▶ [MATERIAL TO PROCESS]:
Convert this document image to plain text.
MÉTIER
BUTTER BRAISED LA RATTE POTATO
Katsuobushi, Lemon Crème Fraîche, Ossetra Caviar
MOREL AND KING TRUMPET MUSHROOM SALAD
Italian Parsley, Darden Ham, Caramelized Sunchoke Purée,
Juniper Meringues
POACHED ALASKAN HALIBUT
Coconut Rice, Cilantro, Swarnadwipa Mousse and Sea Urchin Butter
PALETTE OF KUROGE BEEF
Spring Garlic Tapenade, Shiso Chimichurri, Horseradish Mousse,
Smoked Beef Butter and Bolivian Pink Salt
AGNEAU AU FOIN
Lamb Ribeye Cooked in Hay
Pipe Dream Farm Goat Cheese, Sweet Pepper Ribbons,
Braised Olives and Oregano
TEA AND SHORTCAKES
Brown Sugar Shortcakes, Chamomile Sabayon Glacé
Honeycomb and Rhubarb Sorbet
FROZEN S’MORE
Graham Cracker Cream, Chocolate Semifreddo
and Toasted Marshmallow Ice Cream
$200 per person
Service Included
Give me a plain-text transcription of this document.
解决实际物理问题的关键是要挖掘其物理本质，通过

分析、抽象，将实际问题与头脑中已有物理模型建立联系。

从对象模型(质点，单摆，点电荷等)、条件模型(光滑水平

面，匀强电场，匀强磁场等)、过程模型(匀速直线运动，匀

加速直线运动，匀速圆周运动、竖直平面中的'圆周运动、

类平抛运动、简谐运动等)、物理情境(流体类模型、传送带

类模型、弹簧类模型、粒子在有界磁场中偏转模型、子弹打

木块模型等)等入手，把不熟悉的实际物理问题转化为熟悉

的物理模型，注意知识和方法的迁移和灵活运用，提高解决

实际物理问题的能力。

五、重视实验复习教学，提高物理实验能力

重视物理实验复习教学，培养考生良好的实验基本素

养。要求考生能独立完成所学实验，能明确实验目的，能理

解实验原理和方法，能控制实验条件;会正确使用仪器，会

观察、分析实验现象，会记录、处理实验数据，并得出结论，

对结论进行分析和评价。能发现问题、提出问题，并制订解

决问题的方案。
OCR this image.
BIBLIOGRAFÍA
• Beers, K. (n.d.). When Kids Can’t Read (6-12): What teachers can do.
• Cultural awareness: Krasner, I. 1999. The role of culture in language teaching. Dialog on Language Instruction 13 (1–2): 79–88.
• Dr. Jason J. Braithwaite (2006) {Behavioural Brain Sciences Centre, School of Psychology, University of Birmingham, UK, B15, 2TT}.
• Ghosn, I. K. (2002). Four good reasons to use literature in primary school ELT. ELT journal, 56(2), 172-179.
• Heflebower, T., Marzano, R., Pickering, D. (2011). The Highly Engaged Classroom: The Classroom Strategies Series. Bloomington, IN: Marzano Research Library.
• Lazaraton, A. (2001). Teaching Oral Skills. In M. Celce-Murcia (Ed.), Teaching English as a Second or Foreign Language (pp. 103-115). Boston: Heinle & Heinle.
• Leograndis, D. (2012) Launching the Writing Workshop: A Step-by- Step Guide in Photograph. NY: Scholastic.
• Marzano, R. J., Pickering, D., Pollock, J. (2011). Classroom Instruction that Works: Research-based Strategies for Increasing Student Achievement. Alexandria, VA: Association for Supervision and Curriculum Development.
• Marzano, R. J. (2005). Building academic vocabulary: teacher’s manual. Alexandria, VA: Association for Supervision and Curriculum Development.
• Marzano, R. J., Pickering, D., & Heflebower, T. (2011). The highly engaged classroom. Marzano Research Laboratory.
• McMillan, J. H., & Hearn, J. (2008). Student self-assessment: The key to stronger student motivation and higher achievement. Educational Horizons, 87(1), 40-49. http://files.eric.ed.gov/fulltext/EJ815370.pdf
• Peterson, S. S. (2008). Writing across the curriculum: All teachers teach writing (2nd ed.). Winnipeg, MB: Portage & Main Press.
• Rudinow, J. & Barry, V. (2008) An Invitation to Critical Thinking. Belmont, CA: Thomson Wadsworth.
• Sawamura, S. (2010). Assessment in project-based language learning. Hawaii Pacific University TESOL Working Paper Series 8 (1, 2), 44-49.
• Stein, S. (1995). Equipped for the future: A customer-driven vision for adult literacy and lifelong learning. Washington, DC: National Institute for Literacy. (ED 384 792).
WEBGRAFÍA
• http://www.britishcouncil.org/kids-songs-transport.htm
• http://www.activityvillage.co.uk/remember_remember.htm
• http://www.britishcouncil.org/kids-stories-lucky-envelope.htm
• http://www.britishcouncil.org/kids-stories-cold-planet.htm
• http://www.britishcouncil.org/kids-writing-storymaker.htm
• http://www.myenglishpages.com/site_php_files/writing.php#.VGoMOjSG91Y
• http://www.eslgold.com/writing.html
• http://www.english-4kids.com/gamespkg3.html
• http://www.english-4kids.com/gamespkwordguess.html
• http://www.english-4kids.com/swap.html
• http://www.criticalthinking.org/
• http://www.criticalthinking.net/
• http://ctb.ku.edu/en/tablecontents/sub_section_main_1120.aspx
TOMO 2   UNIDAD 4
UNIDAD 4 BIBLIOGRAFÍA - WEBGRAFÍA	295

▶ [REQUIRED WORK]: Print every entry exactly as it appears.

▶ [REPLY TO THE EXERCISE]:
Convert this document image to plain text.
MÉTIER
BUTTER BRAISED LA RATTE POTATO
Katsuobushi, Lemon Crème Fraîche, Ossetra Caviar
MOREL AND KING TRUMPET MUSHROOM SALAD
Italian Parsley, Darden Ham, Caramelized Sunchoke Purée,
Juniper Meringues
POACHED ALASKAN HALIBUT
Coconut Rice, Cilantro, Swarnadwipa Mousse and Sea Urchin Butter
PALETTE OF KUROGE BEEF
Spring Garlic Tapenade, Shiso Chimichurri, Horseradish Mousse,
Smoked Beef Butter and Bolivian Pink Salt
AGNEAU AU FOIN
Lamb Ribeye Cooked in Hay
Pipe Dream Farm Goat Cheese, Sweet Pepper Ribbons,
Braised Olives and Oregano
TEA AND SHORTCAKES
Brown Sugar Shortcakes, Chamomile Sabayon Glacé
Honeycomb and Rhubarb Sorbet
FROZEN S’MORE
Graham Cracker Cream, Chocolate Semifreddo
and Toasted Marshmallow Ice Cream
$200 per person
Service Included
Give me a plain-text transcription of this document.
解决实际物理问题的关键是要挖掘其物理本质，通过

分析、抽象，将实际问题与头脑中已有物理模型建立联系。

从对象模型(质点，单摆，点电荷等)、条件模型(光滑水平

面，匀强电场，匀强磁场等)、过程模型(匀速直线运动，匀

加速直线运动，匀速圆周运动、竖直平面中的'圆周运动、

类平抛运动、简谐运动等)、物理情境(流体类模型、传送带

类模型、弹簧类模型、粒子在有界磁场中偏转模型、子弹打

木块模型等)等入手，把不熟悉的实际物理问题转化为熟悉

的物理模型，注意知识和方法的迁移和灵活运用，提高解决

实际物理问题的能力。

五、重视实验复习教学，提高物理实验能力

重视物理实验复习教学，培养考生良好的实验基本素

养。要求考生能独立完成所学实验，能明确实验目的，能理

解实验原理和方法，能控制实验条件;会正确使用仪器，会

观察、分析实验现象，会记录、处理实验数据，并得出结论，

对结论进行分析和评价。能发现问题、提出问题，并制订解

决问题的方案。
OCR this image.
BIBLIOGRAFÍA
• Beers, K. (n.d.). When Kids Can’t Read (6-12): What teachers can do.
• Cultural awareness: Krasner, I. 1999. The role of culture in language teaching. Dialog on Language Instruction 13 (1–2): 79–88.
• Dr. Jason J. Braithwaite (2006) {Behavioural Brain Sciences Centre, School of Psychology, University of Birmingham, UK, B15, 2TT}.
• Ghosn, I. K. (2002). Four good reasons to use literature in primary school ELT. ELT journal, 56(2), 172-179.
• Heflebower, T., Marzano, R., Pickering, D. (2011). The Highly Engaged Classroom: The Classroom Strategies Series. Bloomington, IN: Marzano Research Library.
• Lazaraton, A. (2001). Teaching Oral Skills. In M. Celce-Murcia (Ed.), Teaching English as a Second or Foreign Language (pp. 103-115). Boston: Heinle & Heinle.
• Leograndis, D. (2012) Launching the Writing Workshop: A Step-by- Step Guide in Photograph. NY: Scholastic.
• Marzano, R. J., Pickering, D., Pollock, J. (2011). Classroom Instruction that Works: Research-based Strategies for Increasing Student Achievement. Alexandria, VA: Association for Supervision and Curriculum Development.
• Marzano, R. J. (2005). Building academic vocabulary: teacher’s manual. Alexandria, VA: Association for Supervision and Curriculum Development.
• Marzano, R. J., Pickering, D., & Heflebower, T. (2011). The highly engaged classroom. Marzano Research Laboratory.
• McMillan, J. H., & Hearn, J. (2008). Student self-assessment: The key to stronger student motivation and higher achievement. Educational Horizons, 87(1), 40-49. http://files.eric.ed.gov/fulltext/EJ815370.pdf
• Peterson, S. S. (2008). Writing across the curriculum: All teachers teach writing (2nd ed.). Winnipeg, MB: Portage & Main Press.
• Rudinow, J. & Barry, V. (2008) An Invitation to Critical Thinking. Belmont, CA: Thomson Wadsworth.
• Sawamura, S. (2010). Assessment in project-based language learning. Hawaii Pacific University TESOL Working Paper Series 8 (1, 2), 44-49.
• Stein, S. (1995). Equipped for the future: A customer-driven vision for adult literacy and lifelong learning. Washington, DC: National Institute for Literacy. (ED 384 792).
WEBGRAFÍA
• http://www.britishcouncil.org/kids-songs-transport.htm
• http://www.activityvillage.co.uk/remember_remember.htm
• http://www.britishcouncil.org/kids-stories-lucky-envelope.htm
• http://www.britishcouncil.org/kids-stories-cold-planet.htm
• http://www.britishcouncil.org/kids-writing-storymaker.htm
• http://www.myenglishpages.com/site_php_files/writing.php#.VGoMOjSG91Y
• http://www.eslgold.com/writing.html
• http://www.english-4kids.com/gamespkg3.html
• http://www.english-4kids.com/gamespkwordguess.html
• http://www.english-4kids.com/swap.html
• http://www.criticalthinking.org/
• http://www.criticalthinking.net/
• http://ctb.ku.edu/en/tablecontents/sub_section_main_1120.aspx
TOMO 2   UNIDAD 4
UNIDAD 4 BIBLIOGRAFÍA - WEBGRAFÍA	295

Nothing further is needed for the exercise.